## GOAL
In the lines below, find how many contain the word "color" and report that figure alone.
++++ STORED ROWS
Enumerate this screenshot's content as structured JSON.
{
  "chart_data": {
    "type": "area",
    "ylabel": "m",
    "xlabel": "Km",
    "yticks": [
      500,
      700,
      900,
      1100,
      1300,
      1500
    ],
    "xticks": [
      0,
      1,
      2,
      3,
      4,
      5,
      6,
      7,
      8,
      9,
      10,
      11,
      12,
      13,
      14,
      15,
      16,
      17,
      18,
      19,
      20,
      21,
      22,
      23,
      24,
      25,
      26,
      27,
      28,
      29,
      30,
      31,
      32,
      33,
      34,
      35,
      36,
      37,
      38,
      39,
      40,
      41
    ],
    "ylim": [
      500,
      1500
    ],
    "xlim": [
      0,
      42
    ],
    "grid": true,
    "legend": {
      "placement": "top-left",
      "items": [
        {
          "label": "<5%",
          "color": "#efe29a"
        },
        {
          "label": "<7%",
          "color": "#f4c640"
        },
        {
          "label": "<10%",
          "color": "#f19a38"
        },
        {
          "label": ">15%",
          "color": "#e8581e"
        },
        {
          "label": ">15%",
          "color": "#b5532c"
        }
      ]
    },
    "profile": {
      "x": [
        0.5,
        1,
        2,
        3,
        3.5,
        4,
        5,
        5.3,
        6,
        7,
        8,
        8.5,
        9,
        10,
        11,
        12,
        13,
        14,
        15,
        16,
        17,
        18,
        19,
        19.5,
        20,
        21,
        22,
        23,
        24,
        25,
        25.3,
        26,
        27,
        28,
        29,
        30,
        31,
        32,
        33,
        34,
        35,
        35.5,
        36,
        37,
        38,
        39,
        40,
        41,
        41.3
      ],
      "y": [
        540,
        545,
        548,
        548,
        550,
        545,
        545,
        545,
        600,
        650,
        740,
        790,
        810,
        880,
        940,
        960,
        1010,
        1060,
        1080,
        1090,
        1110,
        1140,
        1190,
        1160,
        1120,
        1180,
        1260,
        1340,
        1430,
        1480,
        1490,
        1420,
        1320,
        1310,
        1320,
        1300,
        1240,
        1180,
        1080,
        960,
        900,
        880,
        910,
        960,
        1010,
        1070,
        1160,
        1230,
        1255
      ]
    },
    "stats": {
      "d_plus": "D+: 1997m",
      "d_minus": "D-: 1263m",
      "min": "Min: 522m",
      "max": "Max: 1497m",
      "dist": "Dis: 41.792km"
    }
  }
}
++++++++
## THE REPLY
5